TASK TO COMPLETE: Copy every entry word for word. Skip the pictures.

Records from a collection of figures:
....

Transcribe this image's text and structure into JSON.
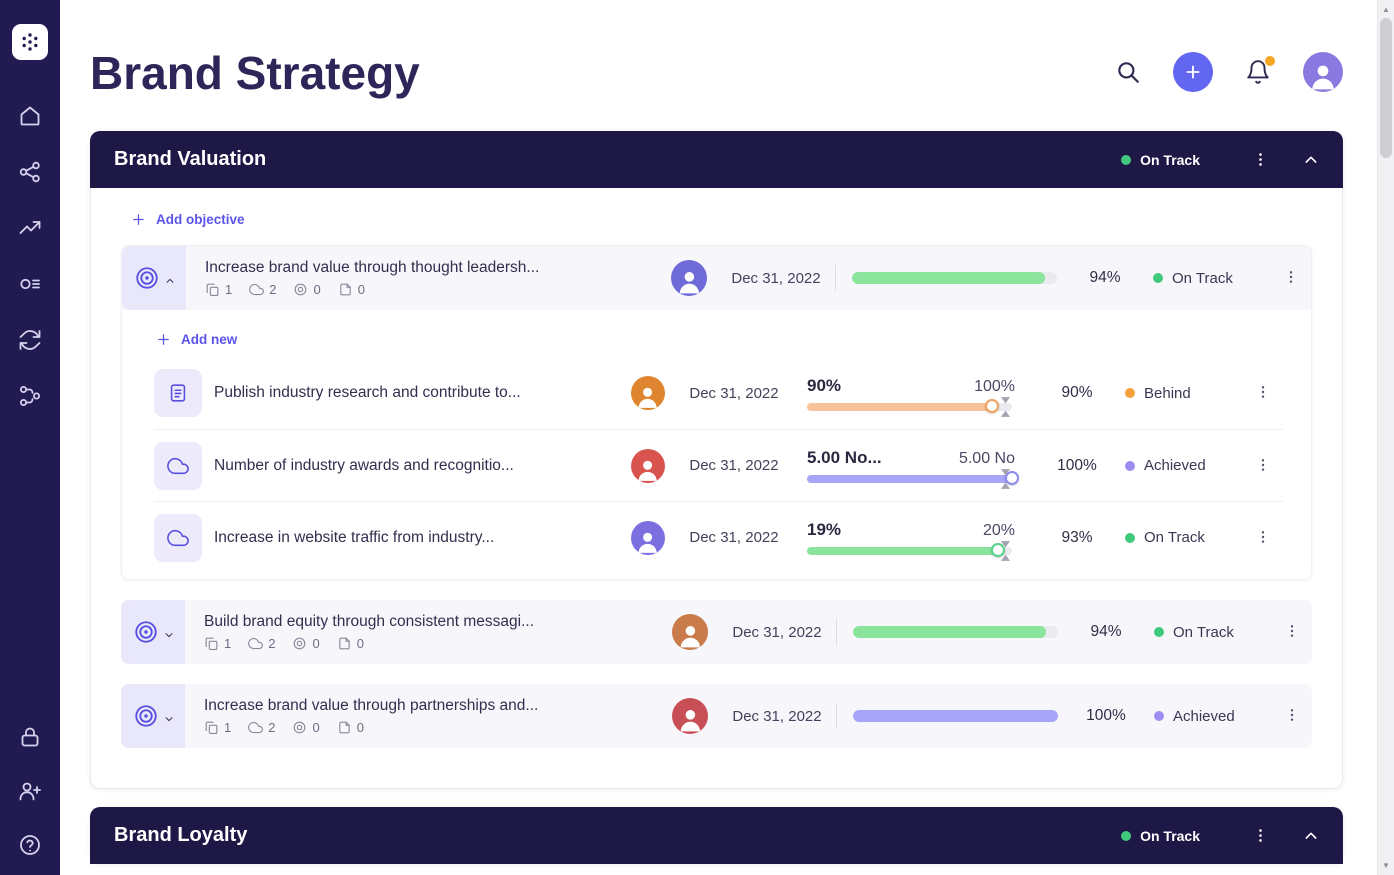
{
  "colors": {
    "sidebar": "#221B52",
    "header": "#1E1847",
    "accent": "#5A54E8",
    "plus_button": "#6366F1",
    "notification_badge": "#F5A623",
    "green_bar": "#8BE49B",
    "green_dot": "#3FC97C",
    "orange_bar": "#F8C39B",
    "orange_dot": "#F6A13B",
    "purple_bar": "#A8A4F7",
    "purple_dot": "#9D8DF2",
    "topbar_avatar": "#8A79E0"
  },
  "page": {
    "title": "Brand Strategy"
  },
  "sidebar": {
    "icons_top": [
      "home-icon",
      "org-chart-icon",
      "trending-up-icon",
      "objectives-icon",
      "cycle-icon",
      "strategy-icon"
    ],
    "icons_bottom": [
      "lock-icon",
      "add-user-icon",
      "help-icon"
    ]
  },
  "section": {
    "title": "Brand Valuation",
    "status": "On Track",
    "add_objective": "Add objective",
    "add_new": "Add new",
    "objectives": [
      {
        "title": "Increase brand value through thought leadersh...",
        "counts": {
          "docs": "1",
          "metrics": "2",
          "targets": "0",
          "notes": "0"
        },
        "date": "Dec 31, 2022",
        "progress": 94,
        "progress_label": "94%",
        "status": "On Track",
        "bar_color": "#8BE49B",
        "dot_color": "#3FC97C",
        "avatar_color": "#6E6AD8"
      },
      {
        "title": "Build brand equity through consistent messagi...",
        "counts": {
          "docs": "1",
          "metrics": "2",
          "targets": "0",
          "notes": "0"
        },
        "date": "Dec 31, 2022",
        "progress": 94,
        "progress_label": "94%",
        "status": "On Track",
        "bar_color": "#8BE49B",
        "dot_color": "#3FC97C",
        "avatar_color": "#C97B4A"
      },
      {
        "title": "Increase brand value through partnerships and...",
        "counts": {
          "docs": "1",
          "metrics": "2",
          "targets": "0",
          "notes": "0"
        },
        "date": "Dec 31, 2022",
        "progress": 100,
        "progress_label": "100%",
        "status": "Achieved",
        "bar_color": "#A8A4F7",
        "dot_color": "#9D8DF2",
        "avatar_color": "#C94F56"
      }
    ],
    "key_results": [
      {
        "icon": "document-icon",
        "title": "Publish industry research and contribute to...",
        "date": "Dec 31, 2022",
        "current": "90%",
        "target": "100%",
        "progress": 90,
        "percent": "90%",
        "status": "Behind",
        "bar_color": "#F8C39B",
        "knob_color": "#EFA35C",
        "dot_color": "#F6A13B",
        "avatar_color": "#E0852F"
      },
      {
        "icon": "cloud-icon",
        "title": "Number of industry awards and recognitio...",
        "date": "Dec 31, 2022",
        "current": "5.00 No...",
        "target": "5.00 No",
        "progress": 100,
        "percent": "100%",
        "status": "Achieved",
        "bar_color": "#A8A4F7",
        "knob_color": "#8F8AF0",
        "dot_color": "#9D8DF2",
        "avatar_color": "#D9534F"
      },
      {
        "icon": "cloud-icon",
        "title": "Increase in website traffic from industry...",
        "date": "Dec 31, 2022",
        "current": "19%",
        "target": "20%",
        "progress": 93,
        "percent": "93%",
        "status": "On Track",
        "bar_color": "#8BE49B",
        "knob_color": "#57D289",
        "dot_color": "#3FC97C",
        "avatar_color": "#7C6FE0"
      }
    ]
  },
  "next_section": {
    "title": "Brand Loyalty",
    "status": "On Track"
  }
}
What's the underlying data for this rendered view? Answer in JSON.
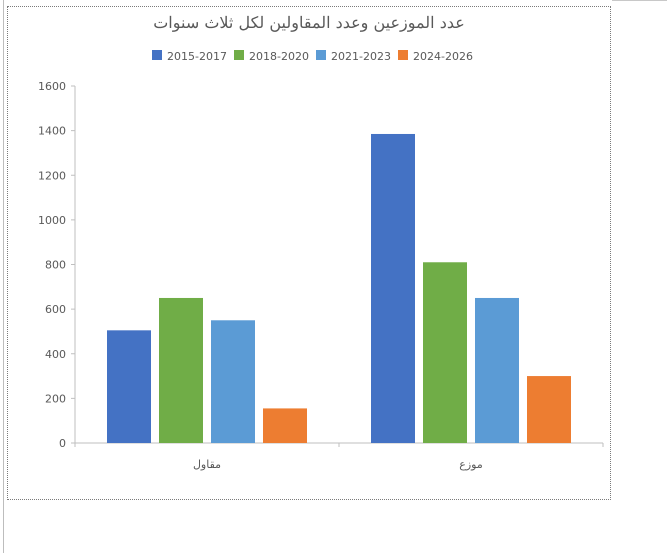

....

REPLY TO THE TASK:
Transcribe this image's text and structure into JSON.
{
  "colors": {
    "sidebar": "#221B52",
    "header": "#1E1847",
    "accent": "#5A54E8",
    "plus_button": "#6366F1",
    "notification_badge": "#F5A623",
    "green_bar": "#8BE49B",
    "green_dot": "#3FC97C",
    "orange_bar": "#F8C39B",
    "orange_dot": "#F6A13B",
    "purple_bar": "#A8A4F7",
    "purple_dot": "#9D8DF2",
    "topbar_avatar": "#8A79E0"
  },
  "page": {
    "title": "Brand Strategy"
  },
  "sidebar": {
    "icons_top": [
      "home-icon",
      "org-chart-icon",
      "trending-up-icon",
      "objectives-icon",
      "cycle-icon",
      "strategy-icon"
    ],
    "icons_bottom": [
      "lock-icon",
      "add-user-icon",
      "help-icon"
    ]
  },
  "section": {
    "title": "Brand Valuation",
    "status": "On Track",
    "add_objective": "Add objective",
    "add_new": "Add new",
    "objectives": [
      {
        "title": "Increase brand value through thought leadersh...",
        "counts": {
          "docs": "1",
          "metrics": "2",
          "targets": "0",
          "notes": "0"
        },
        "date": "Dec 31, 2022",
        "progress": 94,
        "progress_label": "94%",
        "status": "On Track",
        "bar_color": "#8BE49B",
        "dot_color": "#3FC97C",
        "avatar_color": "#6E6AD8"
      },
      {
        "title": "Build brand equity through consistent messagi...",
        "counts": {
          "docs": "1",
          "metrics": "2",
          "targets": "0",
          "notes": "0"
        },
        "date": "Dec 31, 2022",
        "progress": 94,
        "progress_label": "94%",
        "status": "On Track",
        "bar_color": "#8BE49B",
        "dot_color": "#3FC97C",
        "avatar_color": "#C97B4A"
      },
      {
        "title": "Increase brand value through partnerships and...",
        "counts": {
          "docs": "1",
          "metrics": "2",
          "targets": "0",
          "notes": "0"
        },
        "date": "Dec 31, 2022",
        "progress": 100,
        "progress_label": "100%",
        "status": "Achieved",
        "bar_color": "#A8A4F7",
        "dot_color": "#9D8DF2",
        "avatar_color": "#C94F56"
      }
    ],
    "key_results": [
      {
        "icon": "document-icon",
        "title": "Publish industry research and contribute to...",
        "date": "Dec 31, 2022",
        "current": "90%",
        "target": "100%",
        "progress": 90,
        "percent": "90%",
        "status": "Behind",
        "bar_color": "#F8C39B",
        "knob_color": "#EFA35C",
        "dot_color": "#F6A13B",
        "avatar_color": "#E0852F"
      },
      {
        "icon": "cloud-icon",
        "title": "Number of industry awards and recognitio...",
        "date": "Dec 31, 2022",
        "current": "5.00 No...",
        "target": "5.00 No",
        "progress": 100,
        "percent": "100%",
        "status": "Achieved",
        "bar_color": "#A8A4F7",
        "knob_color": "#8F8AF0",
        "dot_color": "#9D8DF2",
        "avatar_color": "#D9534F"
      },
      {
        "icon": "cloud-icon",
        "title": "Increase in website traffic from industry...",
        "date": "Dec 31, 2022",
        "current": "19%",
        "target": "20%",
        "progress": 93,
        "percent": "93%",
        "status": "On Track",
        "bar_color": "#8BE49B",
        "knob_color": "#57D289",
        "dot_color": "#3FC97C",
        "avatar_color": "#7C6FE0"
      }
    ]
  },
  "next_section": {
    "title": "Brand Loyalty",
    "status": "On Track"
  }
}
What's the underlying data for this rendered view? Answer in JSON.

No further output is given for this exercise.